**TASK REQUIREMENTS:**
Gather the lines that hold the string "still".

**RECORDS SHOWN:**
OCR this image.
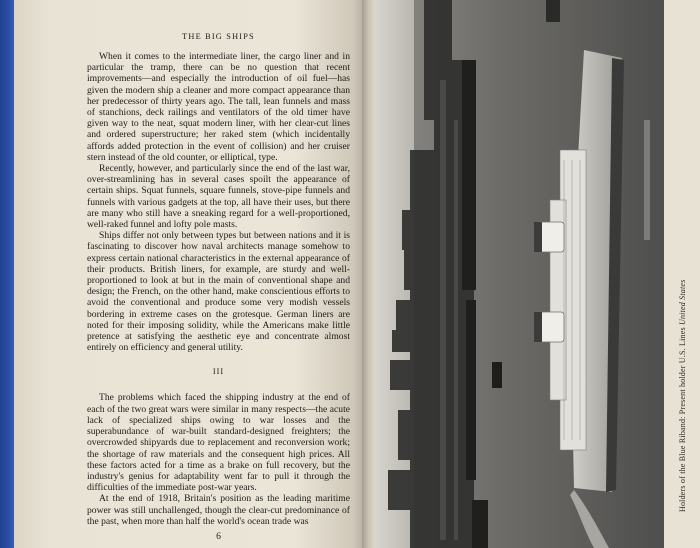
THE BIG SHIPS

When it comes to the intermediate liner, the cargo liner and in particular the tramp, there can be no question that recent improvements—and especially the introduction of oil fuel—has given the modern ship a cleaner and more compact appearance than her predecessor of thirty years ago. The tall, lean funnels and mass of stanchions, deck railings and ventilators of the old timer have given way to the neat, squat modern liner, with her clear-cut lines and ordered superstructure; her raked stem (which incidentally affords added protection in the event of collision) and her cruiser stern instead of the old counter, or elliptical, type.

Recently, however, and particularly since the end of the last war, over-streamlining has in several cases spoilt the appearance of certain ships. Squat funnels, square funnels, stove-pipe funnels and funnels with various gadgets at the top, all have their uses, but there are many who still have a sneaking regard for a well-proportioned, well-raked funnel and lofty pole masts.

Ships differ not only between types but between nations and it is fascinating to discover how naval architects manage somehow to express certain national characteristics in the external appearance of their products. British liners, for example, are sturdy and well-proportioned to look at but in the main of conventional shape and design; the French, on the other hand, make conscientious efforts to avoid the conventional and produce some very modish vessels bordering in extreme cases on the grotesque. German liners are noted for their imposing solidity, while the Americans make little pretence at satisfying the aesthetic eye and concentrate almost entirely on efficiency and general utility.

III

The problems which faced the shipping industry at the end of each of the two great wars were similar in many respects—the acute lack of specialized ships owing to war losses and the superabundance of war-built standard-designed freighters; the overcrowded shipyards due to replacement and reconversion work; the shortage of raw materials and the consequent high prices. All these factors acted for a time as a brake on full recovery, but the industry's genius for adaptability went far to pull it through the difficulties of the immediate post-war years.

At the end of 1918, Britain's position as the leading maritime power was still unchallenged, though the clear-cut predominance of the past, when more than half the world's ocean trade was

6
Holders of the Blue Riband: Present holder U.S. Lines United States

**PROBLEM SOLUTION:**
Recently, however, and particularly since the end of the last war, over-streamlining has in several cases spoilt the appearance of certain ships. Squat funnels, square funnels, stove-pipe funnels and funnels with various gadgets at the top, all have their uses, but there are many who still have a sneaking regard for a well-proportioned, well-raked funnel and lofty pole masts.
At the end of 1918, Britain's position as the leading maritime power was still unchallenged, though the clear-cut predominance of the past, when more than half the world's ocean trade was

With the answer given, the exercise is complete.